→ **WHAT THE TASK REQUIRES**:
Could you write out the records below exactly as they appear, leaving out any pictures?

[Figure data in JSON]
╭──
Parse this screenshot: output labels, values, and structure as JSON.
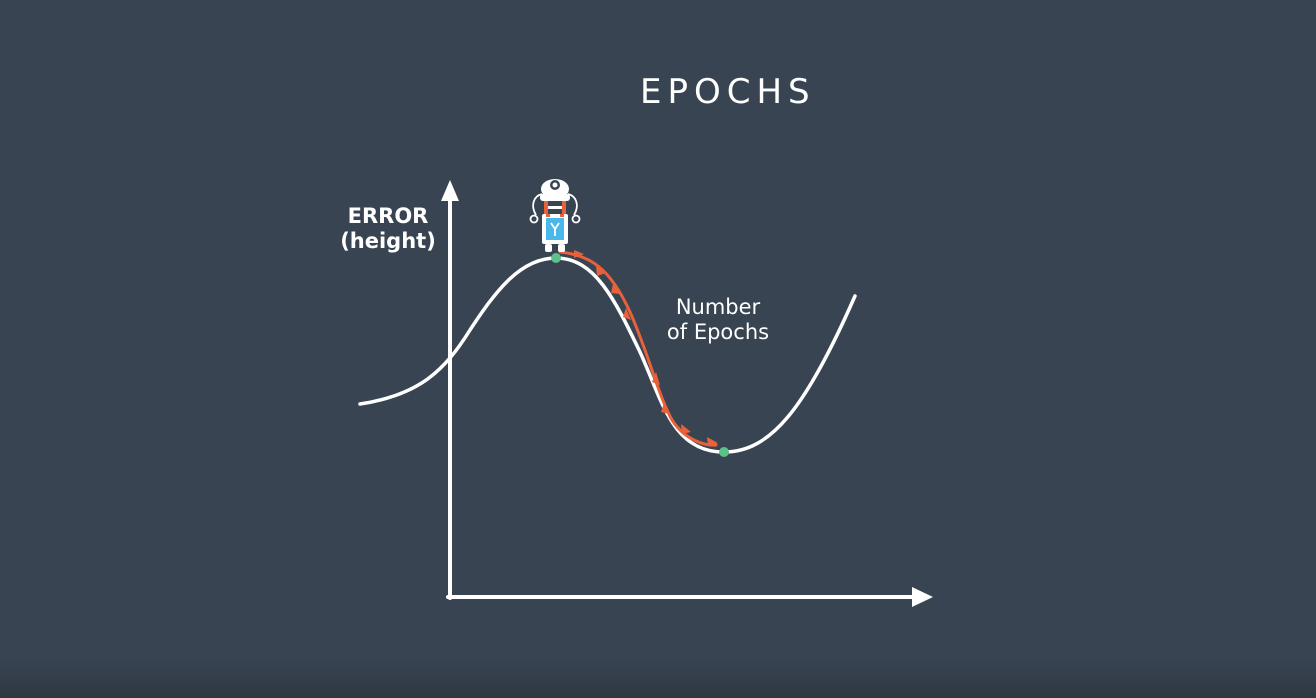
{
  "title": "EPOCHS",
  "y_axis_label_lines": [
    "ERROR",
    "(height)"
  ],
  "curve_label_lines": [
    "Number",
    "of Epochs"
  ],
  "icons": {
    "walker": "robot-icon",
    "start_point": "green-dot-icon",
    "end_point": "green-dot-icon",
    "descent_path": "orange-arrow-path"
  },
  "colors": {
    "background": "#384451",
    "axis_and_curve": "#ffffff",
    "descent_arrows": "#e8613c",
    "points": "#5cc08a",
    "robot_accent_red": "#e8613c",
    "robot_accent_blue": "#4ab8e8"
  }
}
╰──
→ **REPLY TO THE EXERCISE**:
Parse this screenshot: output labels, values, and structure as JSON.
{
  "title": "EPOCHS",
  "y_axis_label_lines": [
    "ERROR",
    "(height)"
  ],
  "curve_label_lines": [
    "Number",
    "of Epochs"
  ],
  "icons": {
    "walker": "robot-icon",
    "start_point": "green-dot-icon",
    "end_point": "green-dot-icon",
    "descent_path": "orange-arrow-path"
  },
  "colors": {
    "background": "#384451",
    "axis_and_curve": "#ffffff",
    "descent_arrows": "#e8613c",
    "points": "#5cc08a",
    "robot_accent_red": "#e8613c",
    "robot_accent_blue": "#4ab8e8"
  }
}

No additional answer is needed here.